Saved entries

+++

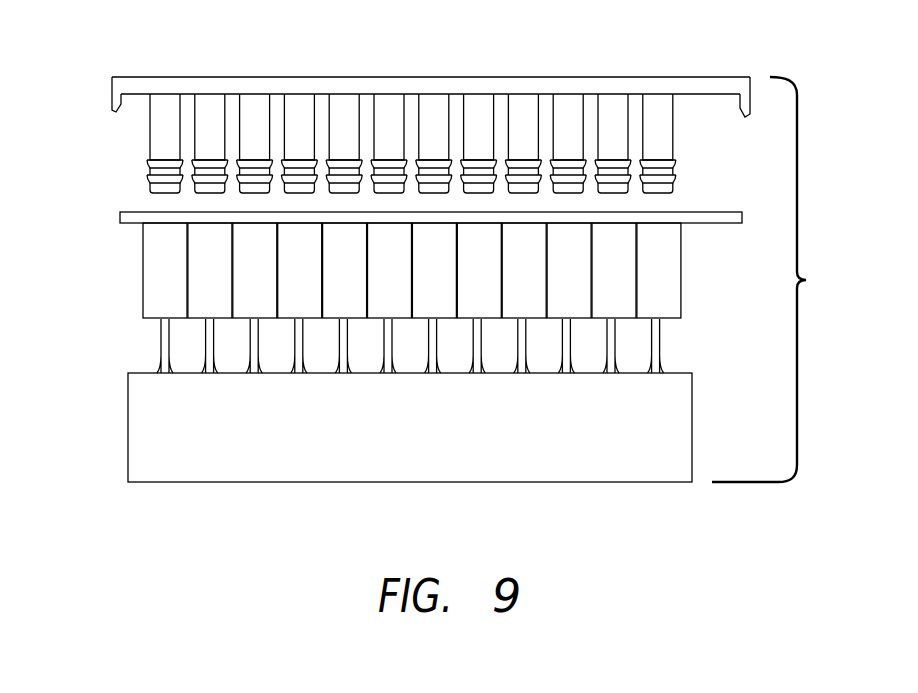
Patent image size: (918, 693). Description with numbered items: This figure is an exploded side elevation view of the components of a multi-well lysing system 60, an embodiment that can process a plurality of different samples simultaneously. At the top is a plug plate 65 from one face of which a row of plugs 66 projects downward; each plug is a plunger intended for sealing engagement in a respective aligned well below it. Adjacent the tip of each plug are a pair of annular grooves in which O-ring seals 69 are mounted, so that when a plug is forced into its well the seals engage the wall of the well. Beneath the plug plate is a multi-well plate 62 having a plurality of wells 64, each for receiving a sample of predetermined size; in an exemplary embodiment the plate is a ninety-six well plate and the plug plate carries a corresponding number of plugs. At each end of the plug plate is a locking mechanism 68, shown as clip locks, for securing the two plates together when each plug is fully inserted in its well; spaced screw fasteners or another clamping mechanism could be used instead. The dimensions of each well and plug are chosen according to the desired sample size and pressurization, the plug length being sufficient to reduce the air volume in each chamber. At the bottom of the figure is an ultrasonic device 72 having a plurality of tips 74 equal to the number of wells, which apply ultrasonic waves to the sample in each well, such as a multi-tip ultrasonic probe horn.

The lysing system 60 is at (777, 279).
The multi-well plate 62 is at (120, 210).
The wells 64 is at (199, 289).
The plug plate 65 is at (430, 76).
The plugs 66 is at (198, 137).
The locking mechanism 68 is at (113, 111).
The O-ring seals 69 is at (148, 180).
The ultrasonic device 72 is at (128, 437).
The tips 74 is at (205, 338).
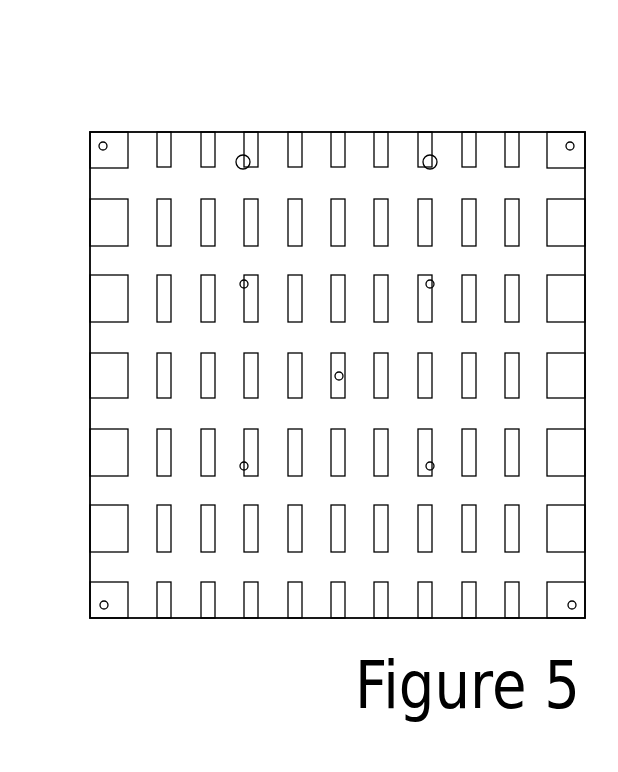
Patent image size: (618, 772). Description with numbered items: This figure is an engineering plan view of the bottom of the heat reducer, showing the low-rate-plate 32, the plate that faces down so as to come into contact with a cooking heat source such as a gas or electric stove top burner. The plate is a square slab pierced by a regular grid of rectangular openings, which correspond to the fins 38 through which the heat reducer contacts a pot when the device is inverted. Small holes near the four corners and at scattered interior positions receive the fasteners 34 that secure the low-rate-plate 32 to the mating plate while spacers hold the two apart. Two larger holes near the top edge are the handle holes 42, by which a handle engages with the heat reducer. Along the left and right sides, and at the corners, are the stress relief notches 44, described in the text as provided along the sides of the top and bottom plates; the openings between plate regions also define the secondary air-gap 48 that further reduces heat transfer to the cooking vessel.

The low-rate-plate 32 is at (343, 117).
The fastener 34 is at (100, 610).
The fins 38 is at (293, 153).
The handle holes 42 is at (435, 156).
The stress relief notch 44 is at (107, 568).
The secondary air-gap 48 is at (185, 150).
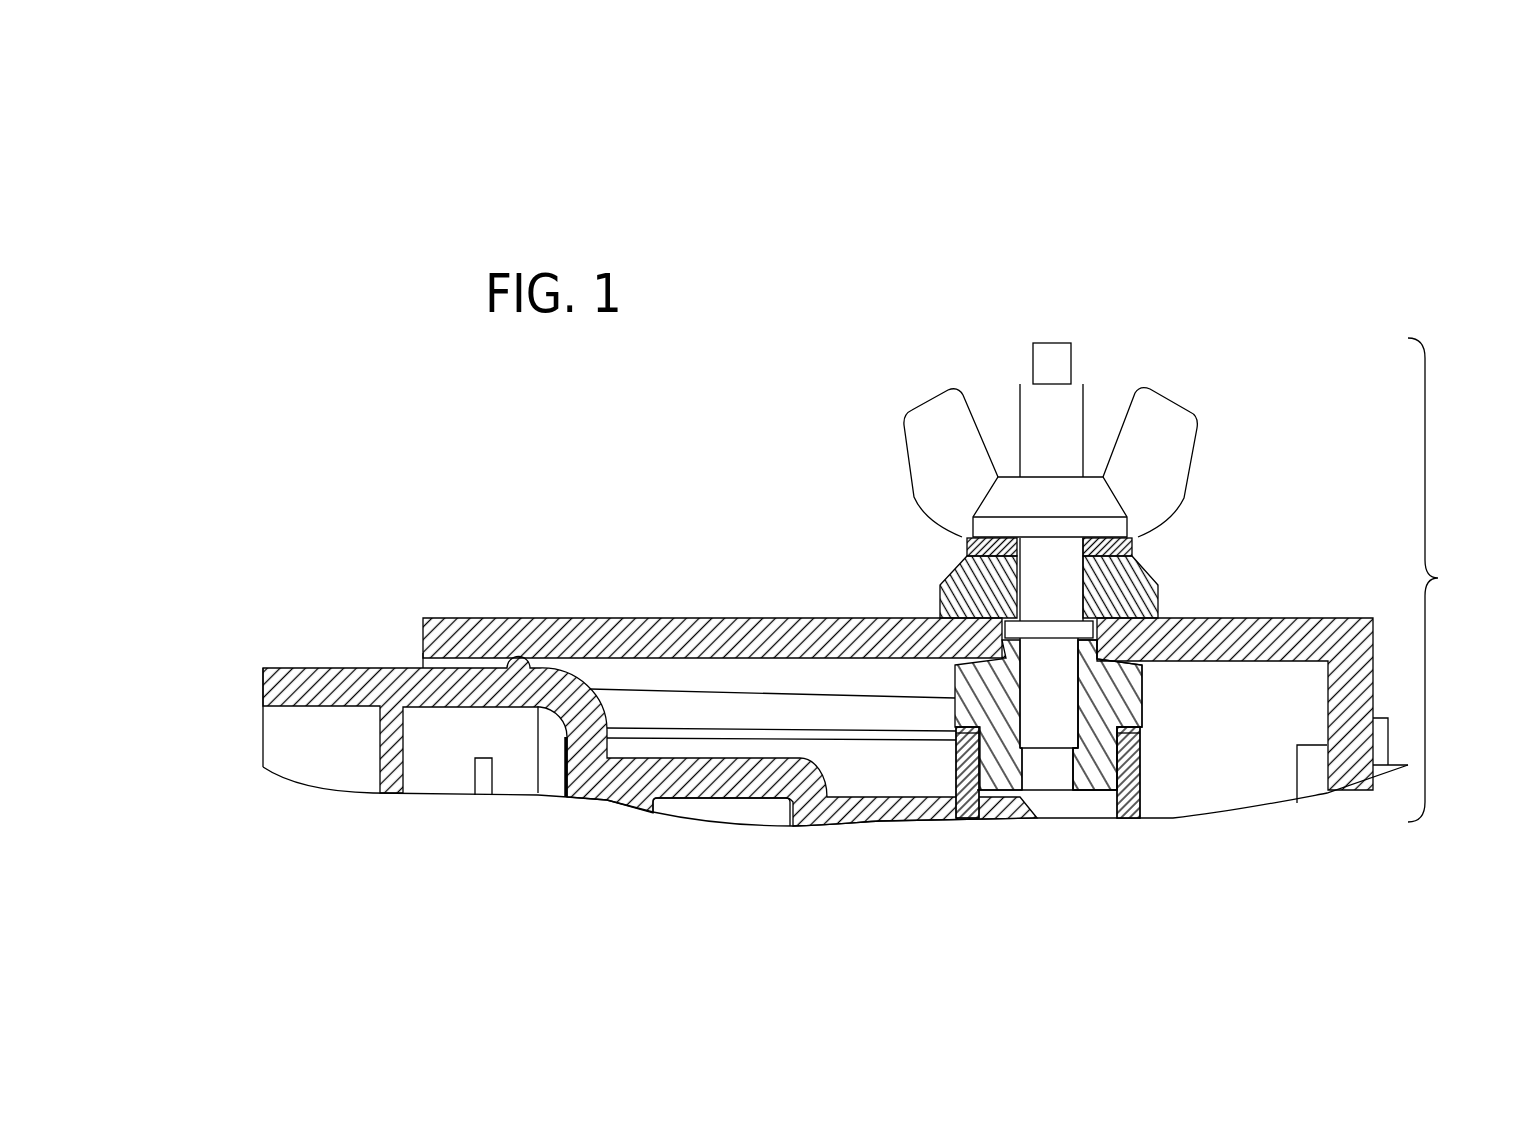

+++

▶ [Exercise] Locate each line in the entries above that contains the word "lysing" with matching case, and copy those lines.

▶ [Answer to this problem]
Patent image size: (918, 693). Description with numbered items: This figure is an exploded side elevation view of the components of a multi-well lysing system 60, an embodiment that can process a plurality of different samples simultaneously. At the top is a plug plate 65 from one face of which a row of plugs 66 projects downward; each plug is a plunger intended for sealing engagement in a respective aligned well below it. Adjacent the tip of each plug are a pair of annular grooves in which O-ring seals 69 are mounted, so that when a plug is forced into its well the seals engage the wall of the well. Beneath the plug plate is a multi-well plate 62 having a plurality of wells 64, each for receiving a sample of predetermined size; in an exemplary embodiment the plate is a ninety-six well plate and the plug plate carries a corresponding number of plugs. At each end of the plug plate is a locking mechanism 68, shown as clip locks, for securing the two plates together when each plug is fully inserted in its well; spaced screw fasteners or another clamping mechanism could be used instead. The dimensions of each well and plug are chosen according to the desired sample size and pressurization, the plug length being sufficient to reduce the air volume in each chamber. At the bottom of the figure is an ultrasonic device 72 having a plurality of tips 74 equal to the number of wells, which apply ultrasonic waves to the sample in each well, such as a multi-tip ultrasonic probe horn.
The lysing system 60 is at (777, 279).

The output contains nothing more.